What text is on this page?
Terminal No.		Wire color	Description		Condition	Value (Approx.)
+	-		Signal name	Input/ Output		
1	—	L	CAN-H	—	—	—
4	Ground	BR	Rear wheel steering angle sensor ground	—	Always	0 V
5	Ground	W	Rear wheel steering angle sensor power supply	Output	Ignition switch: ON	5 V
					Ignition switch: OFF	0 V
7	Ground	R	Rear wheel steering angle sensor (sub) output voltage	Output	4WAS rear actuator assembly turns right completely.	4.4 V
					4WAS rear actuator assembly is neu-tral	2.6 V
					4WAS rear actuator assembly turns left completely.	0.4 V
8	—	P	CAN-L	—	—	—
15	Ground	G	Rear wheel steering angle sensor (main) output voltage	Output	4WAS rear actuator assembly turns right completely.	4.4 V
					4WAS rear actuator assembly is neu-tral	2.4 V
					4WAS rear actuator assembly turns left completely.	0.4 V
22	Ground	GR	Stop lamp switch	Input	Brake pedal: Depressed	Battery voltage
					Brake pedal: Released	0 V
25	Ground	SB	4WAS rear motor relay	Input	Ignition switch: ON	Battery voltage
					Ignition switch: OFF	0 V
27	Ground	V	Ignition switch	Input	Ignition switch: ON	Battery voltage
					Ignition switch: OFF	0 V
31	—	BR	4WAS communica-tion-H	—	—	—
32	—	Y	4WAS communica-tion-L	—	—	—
__________________________________________________
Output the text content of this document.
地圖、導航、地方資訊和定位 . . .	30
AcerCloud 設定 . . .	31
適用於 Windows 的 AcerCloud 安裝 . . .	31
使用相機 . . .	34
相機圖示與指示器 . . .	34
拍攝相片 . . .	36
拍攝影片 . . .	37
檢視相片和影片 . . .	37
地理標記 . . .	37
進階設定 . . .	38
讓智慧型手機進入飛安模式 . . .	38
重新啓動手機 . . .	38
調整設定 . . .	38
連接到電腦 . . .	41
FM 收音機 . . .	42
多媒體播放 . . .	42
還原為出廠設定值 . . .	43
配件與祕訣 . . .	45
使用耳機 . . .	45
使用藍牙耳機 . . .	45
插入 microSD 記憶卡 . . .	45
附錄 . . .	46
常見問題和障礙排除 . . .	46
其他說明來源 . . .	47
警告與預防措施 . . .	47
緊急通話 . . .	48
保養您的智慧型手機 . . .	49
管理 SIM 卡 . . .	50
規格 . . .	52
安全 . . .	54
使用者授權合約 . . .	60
__________________________________________________
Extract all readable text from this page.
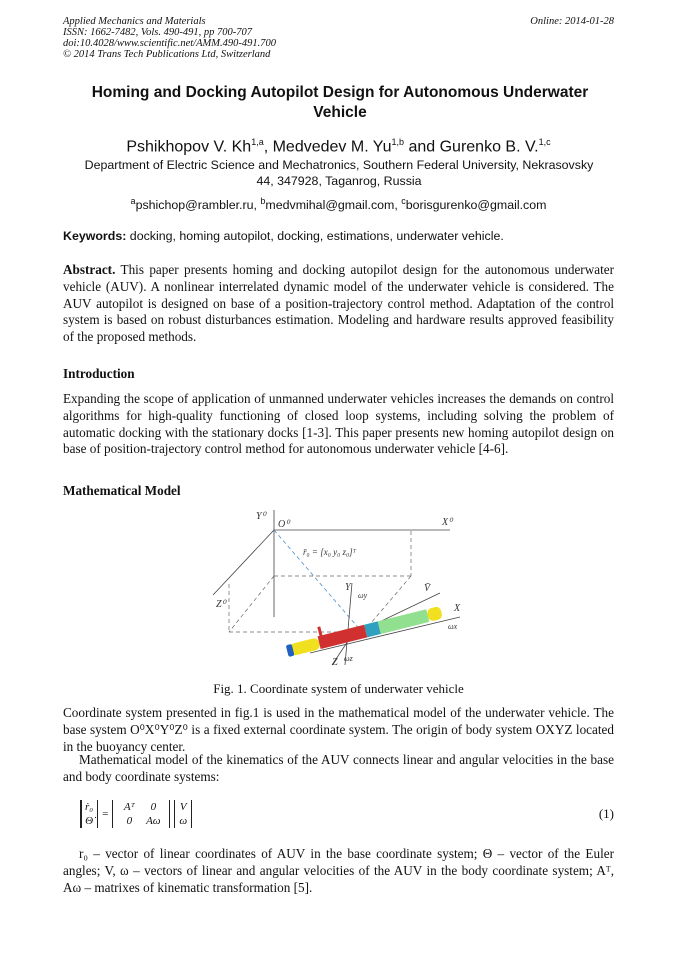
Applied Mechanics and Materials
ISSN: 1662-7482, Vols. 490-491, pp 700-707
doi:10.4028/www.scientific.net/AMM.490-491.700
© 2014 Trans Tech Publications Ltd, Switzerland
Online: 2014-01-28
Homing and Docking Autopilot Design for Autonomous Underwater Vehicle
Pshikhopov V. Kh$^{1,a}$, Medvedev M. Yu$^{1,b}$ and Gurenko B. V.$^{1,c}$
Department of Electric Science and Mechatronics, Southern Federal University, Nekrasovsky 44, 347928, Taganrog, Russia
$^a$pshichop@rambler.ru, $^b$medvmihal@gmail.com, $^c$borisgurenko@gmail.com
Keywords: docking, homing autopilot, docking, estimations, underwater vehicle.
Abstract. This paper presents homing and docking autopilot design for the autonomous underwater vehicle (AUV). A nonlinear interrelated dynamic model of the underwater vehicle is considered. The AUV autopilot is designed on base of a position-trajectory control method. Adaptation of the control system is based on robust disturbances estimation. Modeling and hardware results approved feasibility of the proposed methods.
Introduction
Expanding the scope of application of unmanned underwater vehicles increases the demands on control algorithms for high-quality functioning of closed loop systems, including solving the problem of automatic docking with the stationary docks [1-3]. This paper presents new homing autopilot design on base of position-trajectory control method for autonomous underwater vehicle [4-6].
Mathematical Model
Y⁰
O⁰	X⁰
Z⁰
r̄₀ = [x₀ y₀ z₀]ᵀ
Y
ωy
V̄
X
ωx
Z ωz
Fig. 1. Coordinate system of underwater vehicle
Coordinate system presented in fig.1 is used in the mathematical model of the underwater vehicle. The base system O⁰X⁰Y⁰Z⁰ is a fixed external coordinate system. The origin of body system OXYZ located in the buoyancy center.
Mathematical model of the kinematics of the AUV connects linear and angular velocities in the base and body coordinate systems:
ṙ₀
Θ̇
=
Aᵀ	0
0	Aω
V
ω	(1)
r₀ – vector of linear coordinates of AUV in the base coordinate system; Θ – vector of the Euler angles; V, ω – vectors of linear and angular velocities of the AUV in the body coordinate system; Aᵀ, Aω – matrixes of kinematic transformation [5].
__________________________________________________
**Written exercise**
Copy each line above where the string "base" occurs.

**Response for this exercise**
Abstract. This paper presents homing and docking autopilot design for the autonomous underwater vehicle (AUV). A nonlinear interrelated dynamic model of the underwater vehicle is considered. The AUV autopilot is designed on base of a position-trajectory control method. Adaptation of the control system is based on robust disturbances estimation. Modeling and hardware results approved feasibility of the proposed methods.
Expanding the scope of application of unmanned underwater vehicles increases the demands on control algorithms for high-quality functioning of closed loop systems, including solving the problem of automatic docking with the stationary docks [1-3]. This paper presents new homing autopilot design on base of position-trajectory control method for autonomous underwater vehicle [4-6].
Coordinate system presented in fig.1 is used in the mathematical model of the underwater vehicle. The base system O⁰X⁰Y⁰Z⁰ is a fixed external coordinate system. The origin of body system OXYZ located in the buoyancy center.
Mathematical model of the kinematics of the AUV connects linear and angular velocities in the base and body coordinate systems:
r₀ – vector of linear coordinates of AUV in the base coordinate system; Θ – vector of the Euler angles; V, ω – vectors of linear and angular velocities of the AUV in the body coordinate system; Aᵀ, Aω – matrixes of kinematic transformation [5].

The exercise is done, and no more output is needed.